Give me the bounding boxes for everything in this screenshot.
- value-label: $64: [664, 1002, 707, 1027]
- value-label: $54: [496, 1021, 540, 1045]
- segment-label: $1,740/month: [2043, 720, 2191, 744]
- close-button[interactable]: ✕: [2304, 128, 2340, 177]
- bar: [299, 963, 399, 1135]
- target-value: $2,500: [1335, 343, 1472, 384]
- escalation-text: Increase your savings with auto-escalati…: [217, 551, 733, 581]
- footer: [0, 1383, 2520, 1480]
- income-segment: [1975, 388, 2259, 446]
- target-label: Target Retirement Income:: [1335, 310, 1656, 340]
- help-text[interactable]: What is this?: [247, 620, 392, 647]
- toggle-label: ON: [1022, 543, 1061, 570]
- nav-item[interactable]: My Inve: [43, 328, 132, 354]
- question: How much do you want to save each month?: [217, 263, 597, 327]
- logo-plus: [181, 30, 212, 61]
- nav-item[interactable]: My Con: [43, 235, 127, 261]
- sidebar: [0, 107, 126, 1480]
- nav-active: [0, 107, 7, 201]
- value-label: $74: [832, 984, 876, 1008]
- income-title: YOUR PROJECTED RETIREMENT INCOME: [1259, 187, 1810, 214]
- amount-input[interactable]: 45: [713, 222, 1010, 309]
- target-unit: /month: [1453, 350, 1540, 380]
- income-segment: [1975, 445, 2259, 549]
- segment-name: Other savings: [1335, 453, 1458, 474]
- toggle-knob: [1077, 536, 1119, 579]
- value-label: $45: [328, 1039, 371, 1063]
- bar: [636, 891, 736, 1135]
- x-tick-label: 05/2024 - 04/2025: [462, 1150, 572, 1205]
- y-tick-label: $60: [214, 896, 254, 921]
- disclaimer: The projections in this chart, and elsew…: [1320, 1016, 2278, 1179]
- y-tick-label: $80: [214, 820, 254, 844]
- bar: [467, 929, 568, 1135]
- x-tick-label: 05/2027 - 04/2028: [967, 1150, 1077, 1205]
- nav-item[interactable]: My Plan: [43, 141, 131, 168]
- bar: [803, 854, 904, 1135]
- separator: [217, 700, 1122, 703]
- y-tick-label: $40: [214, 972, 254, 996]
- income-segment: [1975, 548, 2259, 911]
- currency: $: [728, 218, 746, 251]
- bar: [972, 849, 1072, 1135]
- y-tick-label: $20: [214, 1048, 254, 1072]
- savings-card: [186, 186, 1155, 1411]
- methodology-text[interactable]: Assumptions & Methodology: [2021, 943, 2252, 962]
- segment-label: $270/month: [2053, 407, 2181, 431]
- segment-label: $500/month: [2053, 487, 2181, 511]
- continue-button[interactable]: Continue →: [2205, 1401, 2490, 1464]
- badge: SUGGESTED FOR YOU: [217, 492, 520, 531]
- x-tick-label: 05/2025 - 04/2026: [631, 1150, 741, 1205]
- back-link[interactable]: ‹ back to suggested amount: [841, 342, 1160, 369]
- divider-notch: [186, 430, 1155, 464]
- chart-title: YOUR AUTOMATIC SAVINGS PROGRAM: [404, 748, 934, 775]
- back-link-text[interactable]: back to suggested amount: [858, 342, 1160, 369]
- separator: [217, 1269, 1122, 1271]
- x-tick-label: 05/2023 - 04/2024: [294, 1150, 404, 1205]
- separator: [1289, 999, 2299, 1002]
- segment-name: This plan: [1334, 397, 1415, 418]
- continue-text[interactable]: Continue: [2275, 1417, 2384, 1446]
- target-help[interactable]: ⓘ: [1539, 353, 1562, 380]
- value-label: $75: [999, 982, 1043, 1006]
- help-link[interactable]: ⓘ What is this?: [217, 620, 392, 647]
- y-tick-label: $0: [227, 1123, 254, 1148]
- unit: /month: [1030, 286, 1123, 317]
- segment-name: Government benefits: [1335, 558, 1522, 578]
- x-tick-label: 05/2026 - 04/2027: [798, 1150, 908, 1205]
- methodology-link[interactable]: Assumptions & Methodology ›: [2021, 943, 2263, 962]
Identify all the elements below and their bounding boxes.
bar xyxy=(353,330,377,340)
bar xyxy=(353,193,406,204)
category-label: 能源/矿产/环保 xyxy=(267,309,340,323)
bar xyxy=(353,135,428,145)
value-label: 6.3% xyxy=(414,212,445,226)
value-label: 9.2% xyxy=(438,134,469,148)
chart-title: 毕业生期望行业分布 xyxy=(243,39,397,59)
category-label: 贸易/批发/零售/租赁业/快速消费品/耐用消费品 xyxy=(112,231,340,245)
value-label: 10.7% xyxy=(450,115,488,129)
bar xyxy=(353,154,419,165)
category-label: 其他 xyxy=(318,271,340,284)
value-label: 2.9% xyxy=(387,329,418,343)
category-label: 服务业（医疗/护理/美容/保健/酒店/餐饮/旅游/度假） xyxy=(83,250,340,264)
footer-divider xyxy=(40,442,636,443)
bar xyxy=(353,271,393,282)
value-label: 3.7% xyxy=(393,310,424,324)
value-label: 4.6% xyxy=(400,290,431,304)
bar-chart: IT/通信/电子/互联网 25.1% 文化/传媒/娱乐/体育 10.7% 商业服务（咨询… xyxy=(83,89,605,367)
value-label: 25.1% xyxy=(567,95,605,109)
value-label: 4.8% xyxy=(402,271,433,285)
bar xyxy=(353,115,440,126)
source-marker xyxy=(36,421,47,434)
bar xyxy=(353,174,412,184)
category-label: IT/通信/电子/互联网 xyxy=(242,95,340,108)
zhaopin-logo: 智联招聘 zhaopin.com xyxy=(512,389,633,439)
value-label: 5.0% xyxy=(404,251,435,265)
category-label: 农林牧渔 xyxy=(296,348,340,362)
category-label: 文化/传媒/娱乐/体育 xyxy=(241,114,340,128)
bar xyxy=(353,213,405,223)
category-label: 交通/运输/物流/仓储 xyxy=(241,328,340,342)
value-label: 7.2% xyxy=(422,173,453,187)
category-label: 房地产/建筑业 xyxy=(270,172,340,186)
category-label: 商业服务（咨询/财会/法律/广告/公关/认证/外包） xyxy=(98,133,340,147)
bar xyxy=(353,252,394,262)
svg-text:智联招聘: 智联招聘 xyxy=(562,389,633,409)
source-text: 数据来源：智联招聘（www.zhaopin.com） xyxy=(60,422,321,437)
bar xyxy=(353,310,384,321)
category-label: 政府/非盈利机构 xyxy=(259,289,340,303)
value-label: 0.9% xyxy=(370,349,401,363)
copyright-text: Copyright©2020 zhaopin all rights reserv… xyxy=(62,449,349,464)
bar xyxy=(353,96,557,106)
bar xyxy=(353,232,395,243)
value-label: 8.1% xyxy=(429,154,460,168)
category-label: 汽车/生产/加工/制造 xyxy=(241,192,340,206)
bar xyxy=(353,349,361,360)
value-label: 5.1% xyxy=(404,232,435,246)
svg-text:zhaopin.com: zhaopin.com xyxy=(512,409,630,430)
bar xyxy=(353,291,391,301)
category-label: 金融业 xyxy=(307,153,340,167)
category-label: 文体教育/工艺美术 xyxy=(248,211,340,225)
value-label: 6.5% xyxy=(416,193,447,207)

____

To be done: Please put each line of the data into a JSON list of strings, one string per line, and leave out any blank lines.

Response to the exercise:
[
  "Give me the bounding boxes for everything in this screenshot.",
  "- value-label: $64: [664, 1002, 707, 1027]",
  "- value-label: $54: [496, 1021, 540, 1045]",
  "- segment-label: $1,740/month: [2043, 720, 2191, 744]",
  "- close-button[interactable]: ✕: [2304, 128, 2340, 177]",
  "- bar: [299, 963, 399, 1135]",
  "- target-value: $2,500: [1335, 343, 1472, 384]",
  "- escalation-text: Increase your savings with auto-escalati…: [217, 551, 733, 581]",
  "- footer: [0, 1383, 2520, 1480]",
  "- income-segment: [1975, 388, 2259, 446]",
  "- target-label: Target Retirement Income:: [1335, 310, 1656, 340]",
  "- help-text[interactable]: What is this?: [247, 620, 392, 647]",
  "- toggle-label: ON: [1022, 543, 1061, 570]",
  "- nav-item[interactable]: My Inve: [43, 328, 132, 354]",
  "- question: How much do you want to save each month?: [217, 263, 597, 327]",
  "- logo-plus: [181, 30, 212, 61]",
  "- nav-item[interactable]: My Con: [43, 235, 127, 261]",
  "- sidebar: [0, 107, 126, 1480]",
  "- nav-active: [0, 107, 7, 201]",
  "- value-label: $74: [832, 984, 876, 1008]",
  "- income-title: YOUR PROJECTED RETIREMENT INCOME: [1259, 187, 1810, 214]",
  "- amount-input[interactable]: 45: [713, 222, 1010, 309]",
  "- target-unit: /month: [1453, 350, 1540, 380]",
  "- income-segment: [1975, 445, 2259, 549]",
  "- segment-name: Other savings: [1335, 453, 1458, 474]",
  "- toggle-knob: [1077, 536, 1119, 579]",
  "- value-label: $45: [328, 1039, 371, 1063]",
  "- bar: [636, 891, 736, 1135]",
  "- x-tick-label: 05/2024 - 04/2025: [462, 1150, 572, 1205]",
  "- y-tick-label: $60: [214, 896, 254, 921]",
  "- disclaimer: The projections in this chart, and elsew…: [1320, 1016, 2278, 1179]",
  "- y-tick-label: $80: [214, 820, 254, 844]",
  "- bar: [467, 929, 568, 1135]",
  "- x-tick-label: 05/2027 - 04/2028: [967, 1150, 1077, 1205]",
  "- nav-item[interactable]: My Plan: [43, 141, 131, 168]",
  "- bar: [803, 854, 904, 1135]",
  "- separator: [217, 700, 1122, 703]",
  "- y-tick-label: $40: [214, 972, 254, 996]",
  "- income-segment: [1975, 548, 2259, 911]",
  "- currency: $: [728, 218, 746, 251]",
  "- bar: [972, 849, 1072, 1135]",
  "- y-tick-label: $20: [214, 1048, 254, 1072]",
  "- savings-card: [186, 186, 1155, 1411]",
  "- methodology-text[interactable]: Assumptions & Methodology: [2021, 943, 2252, 962]",
  "- segment-label: $270/month: [2053, 407, 2181, 431]",
  "- segment-label: $500/month: [2053, 487, 2181, 511]",
  "- continue-button[interactable]: Continue →: [2205, 1401, 2490, 1464]",
  "- badge: SUGGESTED FOR YOU: [217, 492, 520, 531]",
  "- x-tick-label: 05/2025 - 04/2026: [631, 1150, 741, 1205]",
  "- back-link[interactable]: ‹ back to suggested amount: [841, 342, 1160, 369]",
  "- divider-notch: [186, 430, 1155, 464]",
  "- chart-title: YOUR AUTOMATIC SAVINGS PROGRAM: [404, 748, 934, 775]",
  "- back-link-text[interactable]: back to suggested amount: [858, 342, 1160, 369]",
  "- separator: [217, 1269, 1122, 1271]",
  "- x-tick-label: 05/2023 - 04/2024: [294, 1150, 404, 1205]",
  "- separator: [1289, 999, 2299, 1002]",
  "- segment-name: This plan: [1334, 397, 1415, 418]",
  "- continue-text[interactable]: Continue: [2275, 1417, 2384, 1446]",
  "- target-help[interactable]: ⓘ: [1539, 353, 1562, 380]",
  "- value-label: $75: [999, 982, 1043, 1006]",
  "- help-link[interactable]: ⓘ What is this?: [217, 620, 392, 647]",
  "- y-tick-label: $0: [227, 1123, 254, 1148]",
  "- unit: /month: [1030, 286, 1123, 317]",
  "- segment-name: Government benefits: [1335, 558, 1522, 578]",
  "- x-tick-label: 05/2026 - 04/2027: [798, 1150, 908, 1205]",
  "- methodology-link[interactable]: Assumptions & Methodology ›: [2021, 943, 2263, 962]",
  "Identify all the elements below and their bounding boxes.",
  "bar xyxy=(353,330,377,340)",
  "bar xyxy=(353,193,406,204)",
  "category-label: 能源/矿产/环保 xyxy=(267,309,340,323)",
  "bar xyxy=(353,135,428,145)",
  "value-label: 6.3% xyxy=(414,212,445,226)",
  "value-label: 9.2% xyxy=(438,134,469,148)",
  "chart-title: 毕业生期望行业分布 xyxy=(243,39,397,59)",
  "category-label: 贸易/批发/零售/租赁业/快速消费品/耐用消费品 xyxy=(112,231,340,245)",
  "value-label: 10.7% xyxy=(450,115,488,129)",
  "bar xyxy=(353,154,419,165)",
  "category-label: 其他 xyxy=(318,271,340,284)",
  "value-label: 2.9% xyxy=(387,329,418,343)",
  "category-label: 服务业（医疗/护理/美容/保健/酒店/餐饮/旅游/度假） xyxy=(83,250,340,264)",
  "footer-divider xyxy=(40,442,636,443)",
  "bar xyxy=(353,271,393,282)",
  "value-label: 3.7% xyxy=(393,310,424,324)",
  "value-label: 4.6% xyxy=(400,290,431,304)",
  "bar-chart: IT/通信/电子/互联网 25.1% 文化/传媒/娱乐/体育 10.7% 商业服务（咨询… xyxy=(83,89,605,367)",
  "value-label: 25.1% xyxy=(567,95,605,109)",
  "value-label: 4.8% xyxy=(402,271,433,285)",
  "bar xyxy=(353,115,440,126)",
  "source-marker xyxy=(36,421,47,434)",
  "bar xyxy=(353,174,412,184)",
  "category-label: IT/通信/电子/互联网 xyxy=(242,95,340,108)",
  "zhaopin-logo: 智联招聘 zhaopin.com xyxy=(512,389,633,439)",
  "value-label: 5.0% xyxy=(404,251,435,265)",
  "category-label: 农林牧渔 xyxy=(296,348,340,362)",
  "category-label: 文化/传媒/娱乐/体育 xyxy=(241,114,340,128)",
  "bar xyxy=(353,213,405,223)",
  "category-label: 交通/运输/物流/仓储 xyxy=(241,328,340,342)",
  "value-label: 7.2% xyxy=(422,173,453,187)",
  "category-label: 房地产/建筑业 xyxy=(270,172,340,186)",
  "category-label: 商业服务（咨询/财会/法律/广告/公关/认证/外包） xyxy=(98,133,340,147)",
  "bar xyxy=(353,252,394,262)",
  "svg-text:智联招聘: 智联招聘 xyxy=(562,389,633,409)",
  "source-text: 数据来源：智联招聘（www.zhaopin.com） xyxy=(60,422,321,437)",
  "bar xyxy=(353,310,384,321)",
  "category-label: 政府/非盈利机构 xyxy=(259,289,340,303)",
  "value-label: 0.9% xyxy=(370,349,401,363)",
  "copyright-text: Copyright©2020 zhaopin all rights reserv… xyxy=(62,449,349,464)",
  "bar xyxy=(353,96,557,106)",
  "bar xyxy=(353,232,395,243)",
  "value-label: 8.1% xyxy=(429,154,460,168)",
  "category-label: 汽车/生产/加工/制造 xyxy=(241,192,340,206)",
  "bar xyxy=(353,349,361,360)",
  "value-label: 5.1% xyxy=(404,232,435,246)",
  "svg-text:zhaopin.com: zhaopin.com xyxy=(512,409,630,430)",
  "bar xyxy=(353,291,391,301)",
  "category-label: 金融业 xyxy=(307,153,340,167)",
  "category-label: 文体教育/工艺美术 xyxy=(248,211,340,225)",
  "value-label: 6.5% xyxy=(416,193,447,207)"
]